Working data:
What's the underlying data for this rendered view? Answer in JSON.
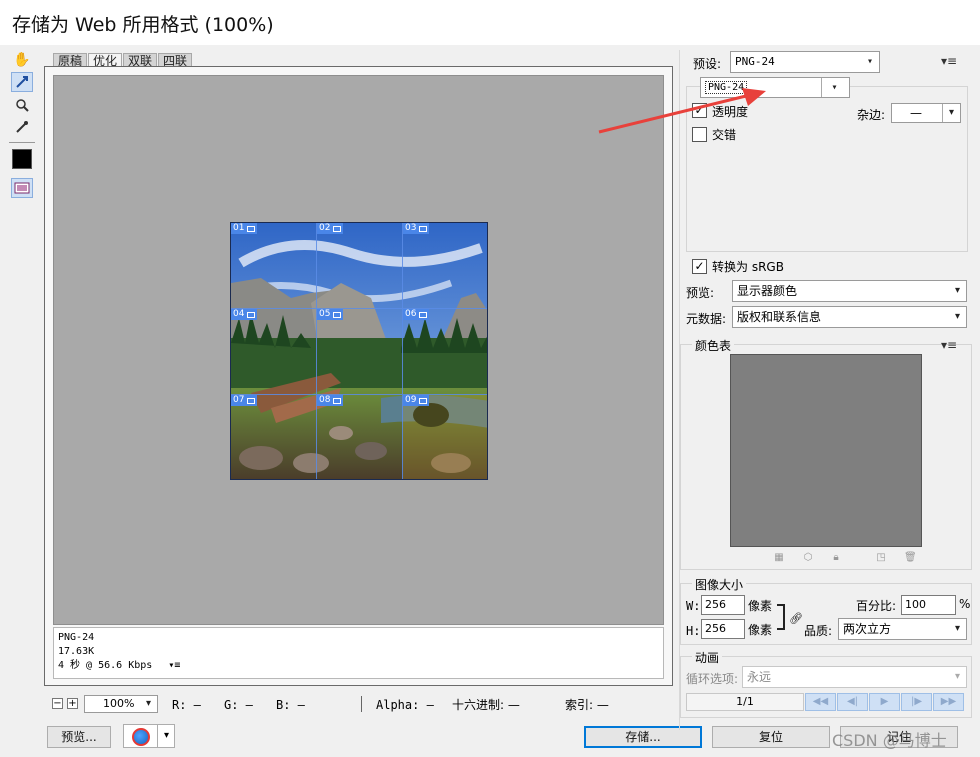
{
  "window": {
    "title": "存储为 Web 所用格式 (100%)"
  },
  "tabs": [
    "原稿",
    "优化",
    "双联",
    "四联"
  ],
  "slices": [
    "01",
    "02",
    "03",
    "04",
    "05",
    "06",
    "07",
    "08",
    "09"
  ],
  "info": {
    "format": "PNG-24",
    "size": "17.63K",
    "speed": "4 秒 @ 56.6 Kbps"
  },
  "status": {
    "zoom": "100%",
    "r": "R: —",
    "g": "G: —",
    "b": "B: —",
    "alpha": "Alpha: —",
    "hex": "十六进制: —",
    "index": "索引: —"
  },
  "bottom": {
    "preview": "预览...",
    "save": "存储...",
    "reset": "复位",
    "done": "记住",
    "watermark": "CSDN @马博士"
  },
  "settings": {
    "preset_label": "预设:",
    "preset_value": "PNG-24",
    "format_value": "PNG-24",
    "transparency": "透明度",
    "transparency_checked": true,
    "interlaced": "交错",
    "interlaced_checked": false,
    "matte_label": "杂边:",
    "matte_value": "—",
    "convert_srgb": "转换为 sRGB",
    "convert_srgb_checked": true,
    "preview_label": "预览:",
    "preview_value": "显示器颜色",
    "metadata_label": "元数据:",
    "metadata_value": "版权和联系信息"
  },
  "color_table": {
    "title": "颜色表"
  },
  "image_size": {
    "title": "图像大小",
    "w_label": "W:",
    "w_value": "256",
    "w_unit": "像素",
    "h_label": "H:",
    "h_value": "256",
    "h_unit": "像素",
    "percent_label": "百分比:",
    "percent_value": "100",
    "percent_unit": "%",
    "quality_label": "品质:",
    "quality_value": "两次立方"
  },
  "animation": {
    "title": "动画",
    "loop_label": "循环选项:",
    "loop_value": "永远",
    "frame": "1/1"
  },
  "colors": {
    "accent": "#4a86e8",
    "arrow": "#e8413b",
    "viewport_bg": "#a9a9a9",
    "color_table_bg": "#7f7f7f"
  }
}
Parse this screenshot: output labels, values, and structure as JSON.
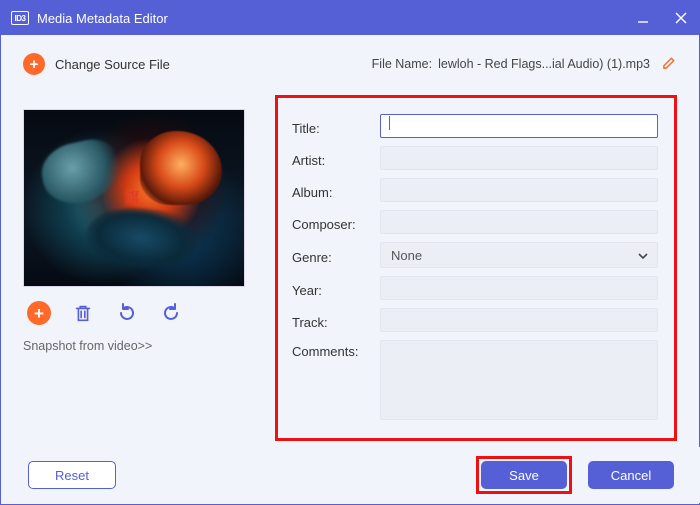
{
  "window": {
    "title": "Media Metadata Editor"
  },
  "header": {
    "change_source_label": "Change Source File",
    "file_name_label": "File Name:",
    "file_name_value": "lewloh - Red Flags...ial Audio) (1).mp3"
  },
  "artwork": {
    "snapshot_link": "Snapshot from video>>"
  },
  "form": {
    "labels": {
      "title": "Title:",
      "artist": "Artist:",
      "album": "Album:",
      "composer": "Composer:",
      "genre": "Genre:",
      "year": "Year:",
      "track": "Track:",
      "comments": "Comments:"
    },
    "values": {
      "title": "",
      "artist": "",
      "album": "",
      "composer": "",
      "genre_selected": "None",
      "year": "",
      "track": "",
      "comments": ""
    }
  },
  "footer": {
    "reset": "Reset",
    "save": "Save",
    "cancel": "Cancel"
  },
  "colors": {
    "accent": "#5560d6",
    "orange": "#ff6a2b",
    "highlight": "#e11"
  }
}
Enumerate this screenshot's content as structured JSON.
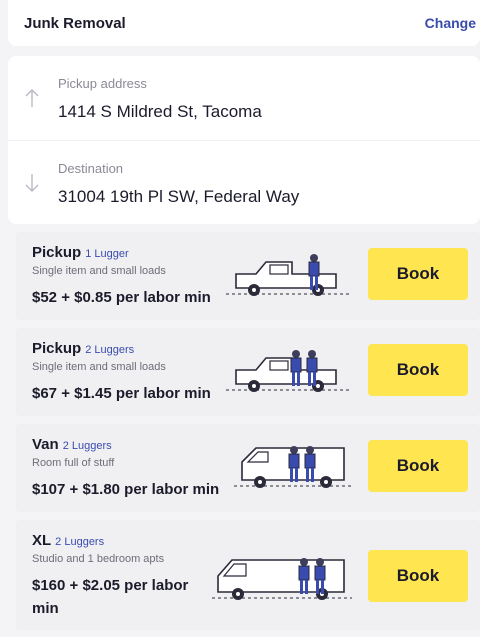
{
  "header": {
    "title": "Junk Removal",
    "change_label": "Change"
  },
  "addresses": {
    "pickup": {
      "label": "Pickup address",
      "value": "1414 S Mildred St, Tacoma"
    },
    "destination": {
      "label": "Destination",
      "value": "31004 19th Pl SW, Federal Way"
    }
  },
  "vehicles": [
    {
      "name": "Pickup",
      "luggers": "1 Lugger",
      "description": "Single item and small loads",
      "price": "$52 + $0.85 per labor min",
      "book_label": "Book",
      "icon": "pickup-truck-icon"
    },
    {
      "name": "Pickup",
      "luggers": "2 Luggers",
      "description": "Single item and small loads",
      "price": "$67 + $1.45 per labor min",
      "book_label": "Book",
      "icon": "pickup-truck-icon"
    },
    {
      "name": "Van",
      "luggers": "2 Luggers",
      "description": "Room full of stuff",
      "price": "$107 + $1.80 per labor min",
      "book_label": "Book",
      "icon": "cargo-van-icon"
    },
    {
      "name": "XL",
      "luggers": "2 Luggers",
      "description": "Studio and 1 bedroom apts",
      "price": "$160 + $2.05 per labor min",
      "book_label": "Book",
      "icon": "xl-van-icon"
    }
  ],
  "colors": {
    "accent": "#ffe54f",
    "link": "#3a4bb0",
    "text": "#1b1b2b",
    "muted": "#6d6d79"
  }
}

Directions: Look through the data and gather every line with the string "price" in it.

Response below:
      "price": "$52 + $0.85 per labor min",
      "price": "$67 + $1.45 per labor min",
      "price": "$107 + $1.80 per labor min",
      "price": "$160 + $2.05 per labor min",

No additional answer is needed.